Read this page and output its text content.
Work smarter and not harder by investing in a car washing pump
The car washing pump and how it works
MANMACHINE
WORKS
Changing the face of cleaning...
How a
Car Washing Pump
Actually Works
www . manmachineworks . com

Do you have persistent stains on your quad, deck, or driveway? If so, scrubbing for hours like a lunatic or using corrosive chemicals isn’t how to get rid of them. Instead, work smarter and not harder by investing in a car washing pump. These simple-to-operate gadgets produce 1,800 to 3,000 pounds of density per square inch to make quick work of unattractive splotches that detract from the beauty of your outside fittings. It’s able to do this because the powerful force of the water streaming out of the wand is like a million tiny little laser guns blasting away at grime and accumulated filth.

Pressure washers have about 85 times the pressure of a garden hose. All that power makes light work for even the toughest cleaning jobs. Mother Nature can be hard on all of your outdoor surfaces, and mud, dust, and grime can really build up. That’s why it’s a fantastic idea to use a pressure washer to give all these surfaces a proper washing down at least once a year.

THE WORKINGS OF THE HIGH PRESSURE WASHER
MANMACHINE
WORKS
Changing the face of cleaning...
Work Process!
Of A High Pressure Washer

....

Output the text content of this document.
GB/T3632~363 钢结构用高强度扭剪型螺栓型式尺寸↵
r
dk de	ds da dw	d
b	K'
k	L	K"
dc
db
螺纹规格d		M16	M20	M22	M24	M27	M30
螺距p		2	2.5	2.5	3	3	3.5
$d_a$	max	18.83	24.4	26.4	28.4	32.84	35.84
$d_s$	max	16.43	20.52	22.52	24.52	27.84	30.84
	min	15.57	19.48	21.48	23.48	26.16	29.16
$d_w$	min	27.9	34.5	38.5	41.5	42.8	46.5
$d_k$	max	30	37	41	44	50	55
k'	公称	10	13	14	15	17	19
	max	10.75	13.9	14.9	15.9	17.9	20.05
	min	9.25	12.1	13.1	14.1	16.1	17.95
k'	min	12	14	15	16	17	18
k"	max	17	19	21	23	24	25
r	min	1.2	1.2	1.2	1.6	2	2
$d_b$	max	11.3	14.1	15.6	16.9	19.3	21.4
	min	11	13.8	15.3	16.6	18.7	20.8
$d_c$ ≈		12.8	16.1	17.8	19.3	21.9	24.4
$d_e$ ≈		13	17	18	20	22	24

....

*Task prompt:* Reproduce every line from the entries that holds the word "harder".

*The result:*
Work smarter and not harder by investing in a car washing pump
Do you have persistent stains on your quad, deck, or driveway? If so, scrubbing for hours like a lunatic or using corrosive chemicals isn’t how to get rid of them. Instead, work smarter and not harder by investing in a car washing pump. These simple-to-operate gadgets produce 1,800 to 3,000 pounds of density per square inch to make quick work of unattractive splotches that detract from the beauty of your outside fittings. It’s able to do this because the powerful force of the water streaming out of the wand is like a million tiny little laser guns blasting away at grime and accumulated filth.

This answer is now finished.